■ WHAT IS ASKED: Locate every line in the listing below that contains the string "value", and copy each such line. Letter case counts.

┄┄┄┄┄┄

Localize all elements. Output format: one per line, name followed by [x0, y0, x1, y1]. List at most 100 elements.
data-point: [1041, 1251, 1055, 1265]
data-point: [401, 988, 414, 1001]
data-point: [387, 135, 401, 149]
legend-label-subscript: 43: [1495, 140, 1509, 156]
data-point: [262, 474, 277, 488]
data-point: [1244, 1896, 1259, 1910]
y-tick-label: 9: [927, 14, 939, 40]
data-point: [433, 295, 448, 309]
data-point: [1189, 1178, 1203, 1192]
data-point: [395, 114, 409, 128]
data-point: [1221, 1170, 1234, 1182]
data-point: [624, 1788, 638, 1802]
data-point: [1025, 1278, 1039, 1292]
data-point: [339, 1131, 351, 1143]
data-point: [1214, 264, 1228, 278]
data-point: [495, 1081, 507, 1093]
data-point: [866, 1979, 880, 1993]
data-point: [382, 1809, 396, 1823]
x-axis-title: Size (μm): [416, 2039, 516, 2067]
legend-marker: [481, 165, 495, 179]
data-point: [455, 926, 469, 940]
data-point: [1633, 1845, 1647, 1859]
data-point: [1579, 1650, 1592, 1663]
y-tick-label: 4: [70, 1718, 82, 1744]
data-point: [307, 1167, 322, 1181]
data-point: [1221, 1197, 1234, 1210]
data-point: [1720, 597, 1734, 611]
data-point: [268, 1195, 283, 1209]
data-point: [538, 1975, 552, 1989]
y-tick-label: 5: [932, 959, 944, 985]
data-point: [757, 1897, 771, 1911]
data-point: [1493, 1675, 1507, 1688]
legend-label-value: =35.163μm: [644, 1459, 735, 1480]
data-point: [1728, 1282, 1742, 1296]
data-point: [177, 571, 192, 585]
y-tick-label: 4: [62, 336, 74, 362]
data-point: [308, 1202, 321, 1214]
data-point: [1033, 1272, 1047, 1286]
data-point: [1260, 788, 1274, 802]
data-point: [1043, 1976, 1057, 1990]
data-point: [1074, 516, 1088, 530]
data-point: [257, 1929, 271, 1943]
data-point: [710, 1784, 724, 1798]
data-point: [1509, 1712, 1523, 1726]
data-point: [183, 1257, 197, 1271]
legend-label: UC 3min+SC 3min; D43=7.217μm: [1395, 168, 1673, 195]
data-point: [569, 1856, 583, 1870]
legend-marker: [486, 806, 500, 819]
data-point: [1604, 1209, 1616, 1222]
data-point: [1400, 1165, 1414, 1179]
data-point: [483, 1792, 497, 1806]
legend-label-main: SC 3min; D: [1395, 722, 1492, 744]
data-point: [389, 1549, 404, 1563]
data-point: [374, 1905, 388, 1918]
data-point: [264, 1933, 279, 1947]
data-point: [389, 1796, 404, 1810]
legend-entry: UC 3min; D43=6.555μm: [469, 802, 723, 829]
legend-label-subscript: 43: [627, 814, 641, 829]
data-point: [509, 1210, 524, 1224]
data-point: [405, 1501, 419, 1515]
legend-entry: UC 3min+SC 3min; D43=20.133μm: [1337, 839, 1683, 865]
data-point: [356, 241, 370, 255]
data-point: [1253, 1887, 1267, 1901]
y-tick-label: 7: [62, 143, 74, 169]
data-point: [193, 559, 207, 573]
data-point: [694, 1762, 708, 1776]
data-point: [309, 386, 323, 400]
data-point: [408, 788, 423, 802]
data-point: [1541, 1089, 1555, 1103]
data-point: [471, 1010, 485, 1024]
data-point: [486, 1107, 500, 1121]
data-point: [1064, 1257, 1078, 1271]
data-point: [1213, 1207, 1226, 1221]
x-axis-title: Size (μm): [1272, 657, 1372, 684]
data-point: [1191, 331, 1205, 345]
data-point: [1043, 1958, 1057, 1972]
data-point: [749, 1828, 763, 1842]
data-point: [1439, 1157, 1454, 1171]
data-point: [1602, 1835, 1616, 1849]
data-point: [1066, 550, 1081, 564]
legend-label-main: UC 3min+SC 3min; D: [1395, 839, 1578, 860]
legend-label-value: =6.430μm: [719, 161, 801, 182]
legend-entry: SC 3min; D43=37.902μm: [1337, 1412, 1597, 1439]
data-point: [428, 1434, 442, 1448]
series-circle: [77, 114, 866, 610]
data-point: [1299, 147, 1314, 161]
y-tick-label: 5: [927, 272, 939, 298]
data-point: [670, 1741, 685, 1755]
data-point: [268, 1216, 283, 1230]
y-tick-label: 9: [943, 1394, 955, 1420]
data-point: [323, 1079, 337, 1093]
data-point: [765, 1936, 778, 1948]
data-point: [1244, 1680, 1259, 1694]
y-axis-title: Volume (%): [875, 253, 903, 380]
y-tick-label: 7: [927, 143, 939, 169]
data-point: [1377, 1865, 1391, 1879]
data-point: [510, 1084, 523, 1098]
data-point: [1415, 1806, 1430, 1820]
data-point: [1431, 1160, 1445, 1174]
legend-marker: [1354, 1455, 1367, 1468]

┄┄┄┄┄┄

■ TASK RESPONSE:
legend-label-value: =35.163μm: [644, 1459, 735, 1480]
legend-label-value: =6.430μm: [719, 161, 801, 182]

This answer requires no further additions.